Supplied entries -
★ ★ ★

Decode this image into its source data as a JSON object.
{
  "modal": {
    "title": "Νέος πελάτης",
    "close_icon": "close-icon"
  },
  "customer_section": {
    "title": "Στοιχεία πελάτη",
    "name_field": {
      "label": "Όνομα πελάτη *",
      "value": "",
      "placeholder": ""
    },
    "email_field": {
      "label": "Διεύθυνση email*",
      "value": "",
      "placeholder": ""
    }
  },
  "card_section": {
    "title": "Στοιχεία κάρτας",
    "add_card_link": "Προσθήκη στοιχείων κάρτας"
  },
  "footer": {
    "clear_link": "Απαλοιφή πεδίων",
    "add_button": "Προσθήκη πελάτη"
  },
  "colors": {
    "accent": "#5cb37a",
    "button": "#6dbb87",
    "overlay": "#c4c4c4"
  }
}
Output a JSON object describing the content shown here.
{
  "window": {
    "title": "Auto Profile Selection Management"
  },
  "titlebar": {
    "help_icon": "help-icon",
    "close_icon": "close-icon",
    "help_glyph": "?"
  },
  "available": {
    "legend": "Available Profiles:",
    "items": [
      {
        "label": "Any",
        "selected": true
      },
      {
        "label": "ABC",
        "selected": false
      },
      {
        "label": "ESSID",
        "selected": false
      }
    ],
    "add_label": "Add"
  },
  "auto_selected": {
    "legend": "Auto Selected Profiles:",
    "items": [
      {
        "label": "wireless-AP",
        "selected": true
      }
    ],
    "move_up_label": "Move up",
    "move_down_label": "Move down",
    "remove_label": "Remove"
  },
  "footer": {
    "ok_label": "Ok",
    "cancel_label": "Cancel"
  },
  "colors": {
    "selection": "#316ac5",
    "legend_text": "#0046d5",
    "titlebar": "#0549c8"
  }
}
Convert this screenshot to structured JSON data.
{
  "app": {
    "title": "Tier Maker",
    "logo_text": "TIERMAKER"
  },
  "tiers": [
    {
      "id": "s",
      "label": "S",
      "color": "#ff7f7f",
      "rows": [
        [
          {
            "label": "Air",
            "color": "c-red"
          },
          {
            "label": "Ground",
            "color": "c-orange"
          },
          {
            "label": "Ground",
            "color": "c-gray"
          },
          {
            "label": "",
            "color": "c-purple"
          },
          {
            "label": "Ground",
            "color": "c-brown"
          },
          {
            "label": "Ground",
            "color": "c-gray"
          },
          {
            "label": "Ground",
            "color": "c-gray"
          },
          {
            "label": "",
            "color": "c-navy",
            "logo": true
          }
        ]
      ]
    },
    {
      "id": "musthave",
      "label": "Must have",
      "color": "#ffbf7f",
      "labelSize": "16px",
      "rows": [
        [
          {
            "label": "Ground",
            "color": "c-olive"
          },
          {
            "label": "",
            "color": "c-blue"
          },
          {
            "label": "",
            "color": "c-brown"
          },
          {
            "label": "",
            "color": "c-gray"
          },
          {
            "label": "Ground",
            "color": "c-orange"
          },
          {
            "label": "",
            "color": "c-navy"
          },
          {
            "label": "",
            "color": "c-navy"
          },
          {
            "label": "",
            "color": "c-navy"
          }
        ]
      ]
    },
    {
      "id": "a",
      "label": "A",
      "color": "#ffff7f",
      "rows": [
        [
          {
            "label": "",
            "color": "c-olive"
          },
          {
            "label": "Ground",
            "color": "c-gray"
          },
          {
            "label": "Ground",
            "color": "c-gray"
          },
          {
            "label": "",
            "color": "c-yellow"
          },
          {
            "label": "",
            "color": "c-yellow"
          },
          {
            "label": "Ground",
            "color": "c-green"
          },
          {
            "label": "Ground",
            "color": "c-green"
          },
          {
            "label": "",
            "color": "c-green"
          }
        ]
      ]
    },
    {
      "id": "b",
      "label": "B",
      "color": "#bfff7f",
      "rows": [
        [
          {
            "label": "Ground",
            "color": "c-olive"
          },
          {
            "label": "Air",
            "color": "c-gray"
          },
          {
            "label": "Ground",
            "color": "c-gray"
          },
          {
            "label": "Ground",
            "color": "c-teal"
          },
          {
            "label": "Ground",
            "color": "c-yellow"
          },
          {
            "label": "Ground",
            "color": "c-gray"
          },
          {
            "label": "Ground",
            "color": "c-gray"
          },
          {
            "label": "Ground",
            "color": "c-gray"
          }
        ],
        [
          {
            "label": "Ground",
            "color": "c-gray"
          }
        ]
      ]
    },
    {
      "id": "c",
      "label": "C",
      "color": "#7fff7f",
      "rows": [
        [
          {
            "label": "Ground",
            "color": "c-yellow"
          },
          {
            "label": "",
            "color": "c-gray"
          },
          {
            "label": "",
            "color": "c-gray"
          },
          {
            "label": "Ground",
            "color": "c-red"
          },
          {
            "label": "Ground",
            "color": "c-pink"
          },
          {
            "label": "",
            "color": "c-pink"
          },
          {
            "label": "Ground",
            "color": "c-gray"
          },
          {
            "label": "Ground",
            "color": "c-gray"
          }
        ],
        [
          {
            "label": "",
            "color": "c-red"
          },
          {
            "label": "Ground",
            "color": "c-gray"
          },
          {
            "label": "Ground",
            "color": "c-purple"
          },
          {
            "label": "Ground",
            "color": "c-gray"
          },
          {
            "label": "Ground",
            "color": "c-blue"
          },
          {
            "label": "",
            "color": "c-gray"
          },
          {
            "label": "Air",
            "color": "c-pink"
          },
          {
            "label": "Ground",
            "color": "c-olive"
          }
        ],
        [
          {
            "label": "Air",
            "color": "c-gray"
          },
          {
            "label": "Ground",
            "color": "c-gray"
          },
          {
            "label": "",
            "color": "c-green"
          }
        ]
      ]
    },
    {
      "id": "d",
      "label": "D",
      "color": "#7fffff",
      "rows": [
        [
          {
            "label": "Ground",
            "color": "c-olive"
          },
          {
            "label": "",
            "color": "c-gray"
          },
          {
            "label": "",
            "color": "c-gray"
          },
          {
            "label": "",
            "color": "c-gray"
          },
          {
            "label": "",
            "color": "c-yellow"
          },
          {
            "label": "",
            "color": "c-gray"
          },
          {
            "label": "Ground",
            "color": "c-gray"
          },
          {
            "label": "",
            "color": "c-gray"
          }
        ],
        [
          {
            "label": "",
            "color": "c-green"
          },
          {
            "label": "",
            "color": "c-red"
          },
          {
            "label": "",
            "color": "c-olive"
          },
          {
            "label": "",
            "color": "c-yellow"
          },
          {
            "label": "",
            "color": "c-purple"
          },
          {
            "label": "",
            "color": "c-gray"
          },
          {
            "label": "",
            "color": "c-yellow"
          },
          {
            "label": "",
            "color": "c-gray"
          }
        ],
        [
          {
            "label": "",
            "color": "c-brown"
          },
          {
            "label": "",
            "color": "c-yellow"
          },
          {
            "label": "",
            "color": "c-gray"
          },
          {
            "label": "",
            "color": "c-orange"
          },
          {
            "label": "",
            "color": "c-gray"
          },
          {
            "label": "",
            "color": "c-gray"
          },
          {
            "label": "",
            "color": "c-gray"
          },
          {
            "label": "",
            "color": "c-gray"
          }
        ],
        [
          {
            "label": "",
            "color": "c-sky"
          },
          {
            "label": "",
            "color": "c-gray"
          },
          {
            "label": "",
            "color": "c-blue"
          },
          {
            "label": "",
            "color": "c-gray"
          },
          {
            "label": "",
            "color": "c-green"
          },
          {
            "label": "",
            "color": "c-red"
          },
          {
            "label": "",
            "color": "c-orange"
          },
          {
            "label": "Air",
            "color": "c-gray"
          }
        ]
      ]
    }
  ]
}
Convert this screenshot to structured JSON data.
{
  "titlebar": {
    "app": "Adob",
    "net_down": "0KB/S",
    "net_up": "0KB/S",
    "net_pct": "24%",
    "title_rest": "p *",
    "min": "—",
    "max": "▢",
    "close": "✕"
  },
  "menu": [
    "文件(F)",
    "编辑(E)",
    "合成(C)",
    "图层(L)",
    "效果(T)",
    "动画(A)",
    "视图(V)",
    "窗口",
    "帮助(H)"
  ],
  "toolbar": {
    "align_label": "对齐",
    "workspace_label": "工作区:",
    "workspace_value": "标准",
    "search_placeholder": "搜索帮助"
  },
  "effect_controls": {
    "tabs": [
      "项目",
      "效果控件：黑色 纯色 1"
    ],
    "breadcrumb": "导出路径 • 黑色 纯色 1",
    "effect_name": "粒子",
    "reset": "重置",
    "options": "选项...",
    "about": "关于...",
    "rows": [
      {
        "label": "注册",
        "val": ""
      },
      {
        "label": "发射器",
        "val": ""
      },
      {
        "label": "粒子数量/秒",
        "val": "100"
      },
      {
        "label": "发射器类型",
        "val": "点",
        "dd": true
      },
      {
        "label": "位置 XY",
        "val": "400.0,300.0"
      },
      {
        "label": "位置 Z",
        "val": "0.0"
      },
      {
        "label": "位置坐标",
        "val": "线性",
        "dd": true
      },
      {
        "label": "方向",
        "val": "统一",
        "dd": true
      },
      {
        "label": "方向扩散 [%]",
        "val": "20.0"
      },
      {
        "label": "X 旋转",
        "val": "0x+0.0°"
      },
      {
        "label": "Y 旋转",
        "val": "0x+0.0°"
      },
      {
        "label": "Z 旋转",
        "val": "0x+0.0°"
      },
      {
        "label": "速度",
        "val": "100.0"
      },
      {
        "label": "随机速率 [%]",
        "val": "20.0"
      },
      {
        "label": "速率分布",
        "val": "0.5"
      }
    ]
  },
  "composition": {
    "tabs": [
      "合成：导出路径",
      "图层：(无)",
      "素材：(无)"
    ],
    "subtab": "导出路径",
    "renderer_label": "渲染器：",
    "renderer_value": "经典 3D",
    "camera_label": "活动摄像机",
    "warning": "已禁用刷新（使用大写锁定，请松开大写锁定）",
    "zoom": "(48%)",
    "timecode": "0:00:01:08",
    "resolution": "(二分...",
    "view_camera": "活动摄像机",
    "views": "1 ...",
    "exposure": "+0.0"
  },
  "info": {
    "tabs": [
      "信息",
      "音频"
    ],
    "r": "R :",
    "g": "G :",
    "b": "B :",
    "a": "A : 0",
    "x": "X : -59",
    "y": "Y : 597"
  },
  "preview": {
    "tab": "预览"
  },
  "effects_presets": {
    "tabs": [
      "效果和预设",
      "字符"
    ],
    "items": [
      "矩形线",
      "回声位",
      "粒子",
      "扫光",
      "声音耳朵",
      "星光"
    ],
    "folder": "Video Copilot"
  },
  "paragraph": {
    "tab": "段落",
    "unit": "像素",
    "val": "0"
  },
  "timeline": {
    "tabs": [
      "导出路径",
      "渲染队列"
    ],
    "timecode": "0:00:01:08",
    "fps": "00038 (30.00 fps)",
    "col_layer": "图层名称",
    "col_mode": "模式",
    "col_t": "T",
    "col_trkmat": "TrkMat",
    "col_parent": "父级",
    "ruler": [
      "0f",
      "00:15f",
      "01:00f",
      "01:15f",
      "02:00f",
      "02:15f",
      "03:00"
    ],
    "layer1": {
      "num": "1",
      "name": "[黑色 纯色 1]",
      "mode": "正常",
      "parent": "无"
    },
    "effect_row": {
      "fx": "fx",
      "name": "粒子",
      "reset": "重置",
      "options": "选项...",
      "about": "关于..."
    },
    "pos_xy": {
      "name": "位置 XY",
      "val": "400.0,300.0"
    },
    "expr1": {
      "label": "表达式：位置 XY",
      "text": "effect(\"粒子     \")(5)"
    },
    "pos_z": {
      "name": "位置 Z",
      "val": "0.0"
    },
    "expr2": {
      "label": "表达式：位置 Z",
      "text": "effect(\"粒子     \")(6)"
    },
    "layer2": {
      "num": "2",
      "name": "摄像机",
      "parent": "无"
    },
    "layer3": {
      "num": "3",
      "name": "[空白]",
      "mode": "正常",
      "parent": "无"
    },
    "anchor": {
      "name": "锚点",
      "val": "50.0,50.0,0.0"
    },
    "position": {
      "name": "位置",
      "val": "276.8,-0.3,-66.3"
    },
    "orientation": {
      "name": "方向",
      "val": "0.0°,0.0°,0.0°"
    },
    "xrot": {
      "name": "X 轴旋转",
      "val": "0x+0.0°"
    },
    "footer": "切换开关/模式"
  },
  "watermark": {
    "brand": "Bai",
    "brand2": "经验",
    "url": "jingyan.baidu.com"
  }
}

★ ★ ★

Task directions - Copy all the lines above that hold the string "JSON".

Task answer -
Decode this image into its source data as a JSON object.
Output a JSON object describing the content shown here.
Convert this screenshot to structured JSON data.
Convert this screenshot to structured JSON data.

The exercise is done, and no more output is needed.